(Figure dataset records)
○ ○ ○ ○ ○ ○ ○

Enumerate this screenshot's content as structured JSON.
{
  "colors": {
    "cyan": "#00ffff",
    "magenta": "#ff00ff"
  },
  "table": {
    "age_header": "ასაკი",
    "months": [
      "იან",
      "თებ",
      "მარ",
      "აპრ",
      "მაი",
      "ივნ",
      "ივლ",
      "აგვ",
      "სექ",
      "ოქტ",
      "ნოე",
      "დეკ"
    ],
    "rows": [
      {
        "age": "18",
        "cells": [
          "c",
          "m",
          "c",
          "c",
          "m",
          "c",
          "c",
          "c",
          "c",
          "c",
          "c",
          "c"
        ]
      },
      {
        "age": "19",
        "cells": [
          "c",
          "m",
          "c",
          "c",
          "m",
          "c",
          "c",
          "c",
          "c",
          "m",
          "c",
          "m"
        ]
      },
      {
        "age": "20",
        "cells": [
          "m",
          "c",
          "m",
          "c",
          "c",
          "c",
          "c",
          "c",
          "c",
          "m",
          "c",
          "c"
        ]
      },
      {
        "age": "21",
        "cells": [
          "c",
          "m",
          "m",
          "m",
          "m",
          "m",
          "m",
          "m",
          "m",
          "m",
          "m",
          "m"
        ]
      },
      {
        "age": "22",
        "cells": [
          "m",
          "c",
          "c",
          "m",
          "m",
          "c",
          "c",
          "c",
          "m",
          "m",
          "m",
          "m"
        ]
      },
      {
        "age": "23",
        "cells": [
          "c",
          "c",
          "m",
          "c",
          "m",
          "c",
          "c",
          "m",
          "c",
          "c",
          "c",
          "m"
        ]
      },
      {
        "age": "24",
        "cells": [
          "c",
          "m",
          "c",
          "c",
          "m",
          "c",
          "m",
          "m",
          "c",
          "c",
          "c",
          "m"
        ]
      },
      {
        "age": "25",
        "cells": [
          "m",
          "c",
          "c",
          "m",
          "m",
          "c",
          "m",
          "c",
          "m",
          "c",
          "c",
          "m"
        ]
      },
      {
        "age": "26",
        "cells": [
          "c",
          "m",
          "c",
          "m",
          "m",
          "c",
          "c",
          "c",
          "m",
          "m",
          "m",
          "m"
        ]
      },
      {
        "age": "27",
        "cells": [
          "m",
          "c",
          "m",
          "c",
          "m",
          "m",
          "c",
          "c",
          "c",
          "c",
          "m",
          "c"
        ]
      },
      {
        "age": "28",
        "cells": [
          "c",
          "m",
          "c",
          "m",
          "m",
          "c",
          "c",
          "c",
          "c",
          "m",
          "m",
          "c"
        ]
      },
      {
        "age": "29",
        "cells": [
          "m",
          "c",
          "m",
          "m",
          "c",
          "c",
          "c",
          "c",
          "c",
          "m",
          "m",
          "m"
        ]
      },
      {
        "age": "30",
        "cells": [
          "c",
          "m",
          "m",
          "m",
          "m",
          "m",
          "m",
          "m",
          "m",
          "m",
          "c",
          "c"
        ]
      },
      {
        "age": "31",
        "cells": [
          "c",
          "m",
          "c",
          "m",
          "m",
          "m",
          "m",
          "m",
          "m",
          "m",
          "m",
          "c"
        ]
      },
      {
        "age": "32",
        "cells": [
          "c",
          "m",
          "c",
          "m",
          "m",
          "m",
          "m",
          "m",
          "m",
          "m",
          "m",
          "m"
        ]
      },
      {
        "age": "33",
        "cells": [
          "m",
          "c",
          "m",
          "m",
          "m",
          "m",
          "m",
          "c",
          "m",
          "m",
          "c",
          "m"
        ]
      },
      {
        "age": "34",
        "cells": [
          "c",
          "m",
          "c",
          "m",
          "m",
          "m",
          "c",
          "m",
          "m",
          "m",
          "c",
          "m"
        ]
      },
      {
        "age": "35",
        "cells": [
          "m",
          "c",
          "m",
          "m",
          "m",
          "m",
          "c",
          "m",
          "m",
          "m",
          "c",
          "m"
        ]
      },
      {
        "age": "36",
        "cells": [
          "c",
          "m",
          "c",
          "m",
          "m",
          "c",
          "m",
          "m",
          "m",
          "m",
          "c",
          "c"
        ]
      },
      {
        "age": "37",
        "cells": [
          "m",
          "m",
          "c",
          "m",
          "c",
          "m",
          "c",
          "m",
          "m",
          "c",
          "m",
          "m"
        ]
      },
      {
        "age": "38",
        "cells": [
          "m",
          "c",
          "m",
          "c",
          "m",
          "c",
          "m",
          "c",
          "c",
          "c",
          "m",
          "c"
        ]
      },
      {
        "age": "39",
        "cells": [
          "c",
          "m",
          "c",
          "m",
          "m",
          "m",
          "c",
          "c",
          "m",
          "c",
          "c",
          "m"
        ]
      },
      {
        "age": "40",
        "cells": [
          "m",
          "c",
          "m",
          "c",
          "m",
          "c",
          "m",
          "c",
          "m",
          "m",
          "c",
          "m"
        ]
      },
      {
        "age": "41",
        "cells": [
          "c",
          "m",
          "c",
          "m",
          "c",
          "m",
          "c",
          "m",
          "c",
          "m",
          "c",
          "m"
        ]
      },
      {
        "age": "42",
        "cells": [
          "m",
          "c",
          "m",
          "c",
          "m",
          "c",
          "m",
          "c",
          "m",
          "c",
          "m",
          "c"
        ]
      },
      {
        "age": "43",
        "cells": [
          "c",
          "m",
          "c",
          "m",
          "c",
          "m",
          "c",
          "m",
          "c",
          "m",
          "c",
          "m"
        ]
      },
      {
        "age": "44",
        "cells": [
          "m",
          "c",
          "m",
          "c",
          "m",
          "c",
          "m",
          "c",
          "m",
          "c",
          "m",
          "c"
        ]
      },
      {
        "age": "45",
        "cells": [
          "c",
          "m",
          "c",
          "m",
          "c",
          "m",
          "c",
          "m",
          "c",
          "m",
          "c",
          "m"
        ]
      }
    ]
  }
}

○ ○ ○ ○ ○ ○ ○

What you are asked to do: Output the records exactly, including every line.

Task solution:
Enumerate this screenshot's content as structured JSON.
{
  "colors": {
    "cyan": "#00ffff",
    "magenta": "#ff00ff"
  },
  "table": {
    "age_header": "ასაკი",
    "months": [
      "იან",
      "თებ",
      "მარ",
      "აპრ",
      "მაი",
      "ივნ",
      "ივლ",
      "აგვ",
      "სექ",
      "ოქტ",
      "ნოე",
      "დეკ"
    ],
    "rows": [
      {
        "age": "18",
        "cells": [
          "c",
          "m",
          "c",
          "c",
          "m",
          "c",
          "c",
          "c",
          "c",
          "c",
          "c",
          "c"
        ]
      },
      {
        "age": "19",
        "cells": [
          "c",
          "m",
          "c",
          "c",
          "m",
          "c",
          "c",
          "c",
          "c",
          "m",
          "c",
          "m"
        ]
      },
      {
        "age": "20",
        "cells": [
          "m",
          "c",
          "m",
          "c",
          "c",
          "c",
          "c",
          "c",
          "c",
          "m",
          "c",
          "c"
        ]
      },
      {
        "age": "21",
        "cells": [
          "c",
          "m",
          "m",
          "m",
          "m",
          "m",
          "m",
          "m",
          "m",
          "m",
          "m",
          "m"
        ]
      },
      {
        "age": "22",
        "cells": [
          "m",
          "c",
          "c",
          "m",
          "m",
          "c",
          "c",
          "c",
          "m",
          "m",
          "m",
          "m"
        ]
      },
      {
        "age": "23",
        "cells": [
          "c",
          "c",
          "m",
          "c",
          "m",
          "c",
          "c",
          "m",
          "c",
          "c",
          "c",
          "m"
        ]
      },
      {
        "age": "24",
        "cells": [
          "c",
          "m",
          "c",
          "c",
          "m",
          "c",
          "m",
          "m",
          "c",
          "c",
          "c",
          "m"
        ]
      },
      {
        "age": "25",
        "cells": [
          "m",
          "c",
          "c",
          "m",
          "m",
          "c",
          "m",
          "c",
          "m",
          "c",
          "c",
          "m"
        ]
      },
      {
        "age": "26",
        "cells": [
          "c",
          "m",
          "c",
          "m",
          "m",
          "c",
          "c",
          "c",
          "m",
          "m",
          "m",
          "m"
        ]
      },
      {
        "age": "27",
        "cells": [
          "m",
          "c",
          "m",
          "c",
          "m",
          "m",
          "c",
          "c",
          "c",
          "c",
          "m",
          "c"
        ]
      },
      {
        "age": "28",
        "cells": [
          "c",
          "m",
          "c",
          "m",
          "m",
          "c",
          "c",
          "c",
          "c",
          "m",
          "m",
          "c"
        ]
      },
      {
        "age": "29",
        "cells": [
          "m",
          "c",
          "m",
          "m",
          "c",
          "c",
          "c",
          "c",
          "c",
          "m",
          "m",
          "m"
        ]
      },
      {
        "age": "30",
        "cells": [
          "c",
          "m",
          "m",
          "m",
          "m",
          "m",
          "m",
          "m",
          "m",
          "m",
          "c",
          "c"
        ]
      },
      {
        "age": "31",
        "cells": [
          "c",
          "m",
          "c",
          "m",
          "m",
          "m",
          "m",
          "m",
          "m",
          "m",
          "m",
          "c"
        ]
      },
      {
        "age": "32",
        "cells": [
          "c",
          "m",
          "c",
          "m",
          "m",
          "m",
          "m",
          "m",
          "m",
          "m",
          "m",
          "m"
        ]
      },
      {
        "age": "33",
        "cells": [
          "m",
          "c",
          "m",
          "m",
          "m",
          "m",
          "m",
          "c",
          "m",
          "m",
          "c",
          "m"
        ]
      },
      {
        "age": "34",
        "cells": [
          "c",
          "m",
          "c",
          "m",
          "m",
          "m",
          "c",
          "m",
          "m",
          "m",
          "c",
          "m"
        ]
      },
      {
        "age": "35",
        "cells": [
          "m",
          "c",
          "m",
          "m",
          "m",
          "m",
          "c",
          "m",
          "m",
          "m",
          "c",
          "m"
        ]
      },
      {
        "age": "36",
        "cells": [
          "c",
          "m",
          "c",
          "m",
          "m",
          "c",
          "m",
          "m",
          "m",
          "m",
          "c",
          "c"
        ]
      },
      {
        "age": "37",
        "cells": [
          "m",
          "m",
          "c",
          "m",
          "c",
          "m",
          "c",
          "m",
          "m",
          "c",
          "m",
          "m"
        ]
      },
      {
        "age": "38",
        "cells": [
          "m",
          "c",
          "m",
          "c",
          "m",
          "c",
          "m",
          "c",
          "c",
          "c",
          "m",
          "c"
        ]
      },
      {
        "age": "39",
        "cells": [
          "c",
          "m",
          "c",
          "m",
          "m",
          "m",
          "c",
          "c",
          "m",
          "c",
          "c",
          "m"
        ]
      },
      {
        "age": "40",
        "cells": [
          "m",
          "c",
          "m",
          "c",
          "m",
          "c",
          "m",
          "c",
          "m",
          "m",
          "c",
          "m"
        ]
      },
      {
        "age": "41",
        "cells": [
          "c",
          "m",
          "c",
          "m",
          "c",
          "m",
          "c",
          "m",
          "c",
          "m",
          "c",
          "m"
        ]
      },
      {
        "age": "42",
        "cells": [
          "m",
          "c",
          "m",
          "c",
          "m",
          "c",
          "m",
          "c",
          "m",
          "c",
          "m",
          "c"
        ]
      },
      {
        "age": "43",
        "cells": [
          "c",
          "m",
          "c",
          "m",
          "c",
          "m",
          "c",
          "m",
          "c",
          "m",
          "c",
          "m"
        ]
      },
      {
        "age": "44",
        "cells": [
          "m",
          "c",
          "m",
          "c",
          "m",
          "c",
          "m",
          "c",
          "m",
          "c",
          "m",
          "c"
        ]
      },
      {
        "age": "45",
        "cells": [
          "c",
          "m",
          "c",
          "m",
          "c",
          "m",
          "c",
          "m",
          "c",
          "m",
          "c",
          "m"
        ]
      }
    ]
  }
}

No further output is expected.